▸ **Written request**
Restate the data exactly as given and keep the pictures out.

--- BEGIN ---

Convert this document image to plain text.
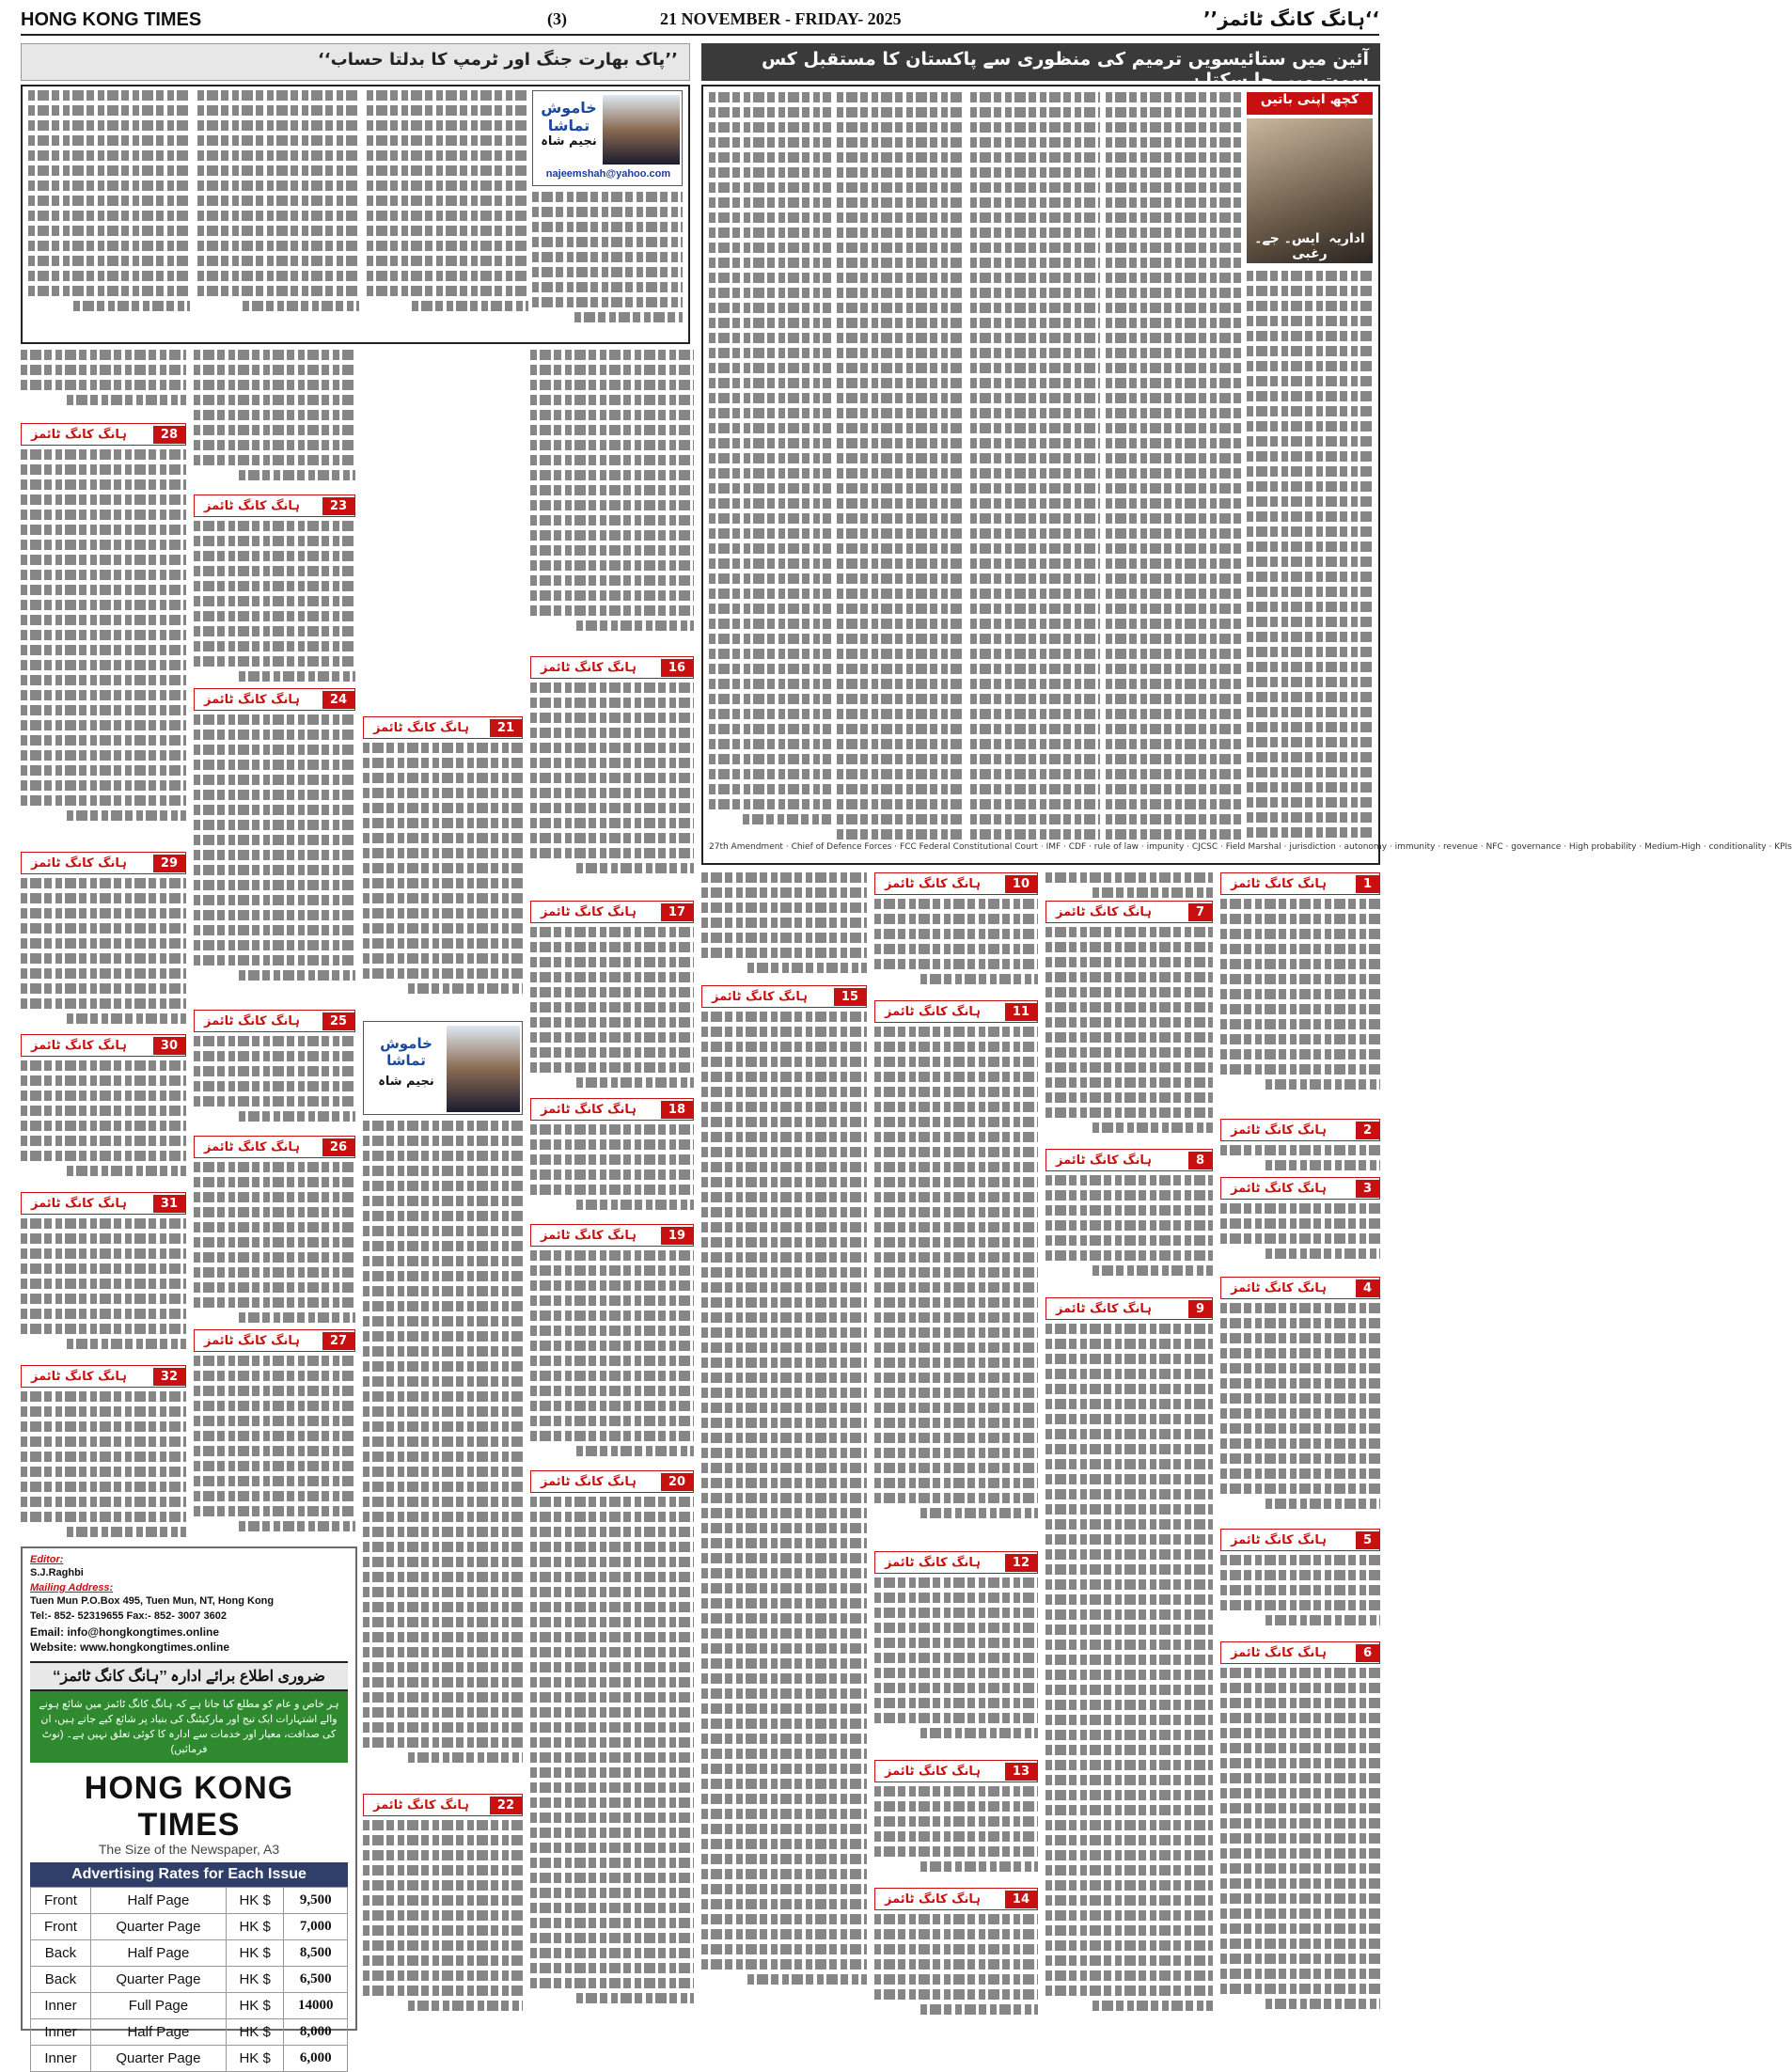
HONG KONG TIMES	(3)	21 NOVEMBER - FRIDAY- 2025	’’ہانگ کانگ ٹائمز‘‘
’’پاک بھارت جنگ اور ٹرمپ کا بدلتا حساب‘‘
خاموش تماشا
نجیم شاہ
najeemshah@yahoo.com
آئین میں ستائیسویں ترمیم کی منظوری سے پاکستان کا مستقبل کس سمت میں جا سکتا ہے
کچھ اپنی باتیں
اداریہ  ایس۔ جے۔ رغبی
ہانگ کانگ ٹائمز	1
ہانگ کانگ ٹائمز	2
ہانگ کانگ ٹائمز	3
ہانگ کانگ ٹائمز	4
ہانگ کانگ ٹائمز	5
ہانگ کانگ ٹائمز	6
ہانگ کانگ ٹائمز	7
ہانگ کانگ ٹائمز	8
ہانگ کانگ ٹائمز	9
ہانگ کانگ ٹائمز	10
ہانگ کانگ ٹائمز	11
ہانگ کانگ ٹائمز	12
ہانگ کانگ ٹائمز	13
ہانگ کانگ ٹائمز	14
ہانگ کانگ ٹائمز	15
ہانگ کانگ ٹائمز	16
ہانگ کانگ ٹائمز	17
ہانگ کانگ ٹائمز	18
ہانگ کانگ ٹائمز	19
ہانگ کانگ ٹائمز	20
ہانگ کانگ ٹائمز	21
خاموش تماشا
نجیم شاہ
ہانگ کانگ ٹائمز	22
ہانگ کانگ ٹائمز	23
ہانگ کانگ ٹائمز	24
ہانگ کانگ ٹائمز	25
ہانگ کانگ ٹائمز	26
ہانگ کانگ ٹائمز	27
ہانگ کانگ ٹائمز	28
ہانگ کانگ ٹائمز	29
ہانگ کانگ ٹائمز	30
ہانگ کانگ ٹائمز	31
ہانگ کانگ ٹائمز	32
Editor:
S.J.Raghbi
Mailing Address:
Tuen Mun P.O.Box 495, Tuen Mun, NT, Hong Kong
Tel:- 852- 52319655 Fax:- 852- 3007 3602
Email: info@hongkongtimes.online
Website: www.hongkongtimes.online
ضروری اطلاع برائے ادارہ ’’ہانگ کانگ ٹائمز‘‘
ہر خاص و عام کو مطلع کیا جاتا ہے کہ ہانگ کانگ ٹائمز میں شائع ہونے والے اشتہارات ایک تیج اور مارکیٹنگ کی بنیاد پر شائع کیے جاتے ہیں، ان کی صداقت، معیار اور خدمات سے ادارہ کا کوئی تعلق نہیں ہے۔ (نوٹ فرمائیں)
HONG KONG TIMES
The Size of the Newspaper, A3
Advertising Rates for Each Issue
Front	Half Page	HK $	9,500
Front	Quarter Page	HK $	7,000
Back	Half Page	HK $	8,500
Back	Quarter Page	HK $	6,500
Inner	Full Page	HK $	14000
Inner	Half Page	HK $	8,000
Inner	Quarter Page	HK $	6,000
27th Amendment · Chief of Defence Forces · FCC Federal Constitutional Court · IMF · CDF · rule of law · impunity · CJCSC · Field Marshal · jurisdiction · autonomy · immunity · revenue · NFC · governance · High probability · Medium-High · conditionality · KPIs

--- END ---

▸ **The answer**
Convert this document image to plain text.
HONG KONG TIMES	(3)	21 NOVEMBER - FRIDAY- 2025	’’ہانگ کانگ ٹائمز‘‘
’’پاک بھارت جنگ اور ٹرمپ کا بدلتا حساب‘‘
خاموش تماشا
نجیم شاہ
najeemshah@yahoo.com
آئین میں ستائیسویں ترمیم کی منظوری سے پاکستان کا مستقبل کس سمت میں جا سکتا ہے
کچھ اپنی باتیں
اداریہ  ایس۔ جے۔ رغبی
ہانگ کانگ ٹائمز	1
ہانگ کانگ ٹائمز	2
ہانگ کانگ ٹائمز	3
ہانگ کانگ ٹائمز	4
ہانگ کانگ ٹائمز	5
ہانگ کانگ ٹائمز	6
ہانگ کانگ ٹائمز	7
ہانگ کانگ ٹائمز	8
ہانگ کانگ ٹائمز	9
ہانگ کانگ ٹائمز	10
ہانگ کانگ ٹائمز	11
ہانگ کانگ ٹائمز	12
ہانگ کانگ ٹائمز	13
ہانگ کانگ ٹائمز	14
ہانگ کانگ ٹائمز	15
ہانگ کانگ ٹائمز	16
ہانگ کانگ ٹائمز	17
ہانگ کانگ ٹائمز	18
ہانگ کانگ ٹائمز	19
ہانگ کانگ ٹائمز	20
ہانگ کانگ ٹائمز	21
خاموش تماشا
نجیم شاہ
ہانگ کانگ ٹائمز	22
ہانگ کانگ ٹائمز	23
ہانگ کانگ ٹائمز	24
ہانگ کانگ ٹائمز	25
ہانگ کانگ ٹائمز	26
ہانگ کانگ ٹائمز	27
ہانگ کانگ ٹائمز	28
ہانگ کانگ ٹائمز	29
ہانگ کانگ ٹائمز	30
ہانگ کانگ ٹائمز	31
ہانگ کانگ ٹائمز	32
Editor:
S.J.Raghbi
Mailing Address:
Tuen Mun P.O.Box 495, Tuen Mun, NT, Hong Kong
Tel:- 852- 52319655 Fax:- 852- 3007 3602
Email: info@hongkongtimes.online
Website: www.hongkongtimes.online
ضروری اطلاع برائے ادارہ ’’ہانگ کانگ ٹائمز‘‘
ہر خاص و عام کو مطلع کیا جاتا ہے کہ ہانگ کانگ ٹائمز میں شائع ہونے والے اشتہارات ایک تیج اور مارکیٹنگ کی بنیاد پر شائع کیے جاتے ہیں، ان کی صداقت، معیار اور خدمات سے ادارہ کا کوئی تعلق نہیں ہے۔ (نوٹ فرمائیں)
HONG KONG TIMES
The Size of the Newspaper, A3
Advertising Rates for Each Issue
Front	Half Page	HK $	9,500
Front	Quarter Page	HK $	7,000
Back	Half Page	HK $	8,500
Back	Quarter Page	HK $	6,500
Inner	Full Page	HK $	14000
Inner	Half Page	HK $	8,000
Inner	Quarter Page	HK $	6,000
27th Amendment · Chief of Defence Forces · FCC Federal Constitutional Court · IMF · CDF · rule of law · impunity · CJCSC · Field Marshal · jurisdiction · autonomy · immunity · revenue · NFC · governance · High probability · Medium-High · conditionality · KPIs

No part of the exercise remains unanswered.